* What needs to be done:
Please copy out each line of the entries in which "warm" appears.
━━━━━━━━━━━━━━━━━━━━
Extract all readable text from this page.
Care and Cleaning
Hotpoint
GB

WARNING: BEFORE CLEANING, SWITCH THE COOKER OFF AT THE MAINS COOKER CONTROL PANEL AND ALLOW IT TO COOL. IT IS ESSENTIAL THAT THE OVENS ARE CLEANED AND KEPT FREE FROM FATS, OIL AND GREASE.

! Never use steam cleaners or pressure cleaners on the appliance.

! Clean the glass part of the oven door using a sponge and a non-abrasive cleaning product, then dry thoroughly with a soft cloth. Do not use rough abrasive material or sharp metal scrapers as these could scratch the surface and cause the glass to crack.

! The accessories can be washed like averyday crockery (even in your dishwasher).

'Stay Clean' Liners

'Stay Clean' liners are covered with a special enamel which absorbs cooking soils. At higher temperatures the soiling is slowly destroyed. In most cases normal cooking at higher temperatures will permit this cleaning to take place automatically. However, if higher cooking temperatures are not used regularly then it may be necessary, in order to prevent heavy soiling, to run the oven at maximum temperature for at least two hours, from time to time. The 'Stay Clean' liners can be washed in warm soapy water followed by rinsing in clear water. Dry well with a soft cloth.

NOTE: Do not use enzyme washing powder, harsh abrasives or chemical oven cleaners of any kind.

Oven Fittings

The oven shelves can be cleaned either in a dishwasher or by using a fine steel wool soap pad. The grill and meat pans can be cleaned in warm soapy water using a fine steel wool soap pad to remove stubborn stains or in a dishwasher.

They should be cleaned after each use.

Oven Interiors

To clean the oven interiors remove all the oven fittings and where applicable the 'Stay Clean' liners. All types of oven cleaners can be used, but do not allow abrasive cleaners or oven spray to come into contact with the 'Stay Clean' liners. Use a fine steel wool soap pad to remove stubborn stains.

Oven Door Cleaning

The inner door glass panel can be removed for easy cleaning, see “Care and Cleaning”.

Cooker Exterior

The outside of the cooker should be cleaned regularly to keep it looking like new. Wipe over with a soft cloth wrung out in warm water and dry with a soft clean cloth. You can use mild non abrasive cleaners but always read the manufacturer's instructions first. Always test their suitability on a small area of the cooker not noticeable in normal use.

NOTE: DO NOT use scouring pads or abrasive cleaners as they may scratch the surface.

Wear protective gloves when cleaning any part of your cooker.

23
━━━━━━━━━━━━━━━━━━━━
* Your response:
'Stay Clean' liners are covered with a special enamel which absorbs cooking soils. At higher temperatures the soiling is slowly destroyed. In most cases normal cooking at higher temperatures will permit this cleaning to take place automatically. However, if higher cooking temperatures are not used regularly then it may be necessary, in order to prevent heavy soiling, to run the oven at maximum temperature for at least two hours, from time to time. The 'Stay Clean' liners can be washed in warm soapy water followed by rinsing in clear water. Dry well with a soft cloth.
The oven shelves can be cleaned either in a dishwasher or by using a fine steel wool soap pad. The grill and meat pans can be cleaned in warm soapy water using a fine steel wool soap pad to remove stubborn stains or in a dishwasher.
The outside of the cooker should be cleaned regularly to keep it looking like new. Wipe over with a soft cloth wrung out in warm water and dry with a soft clean cloth. You can use mild non abrasive cleaners but always read the manufacturer's instructions first. Always test their suitability on a small area of the cooker not noticeable in normal use.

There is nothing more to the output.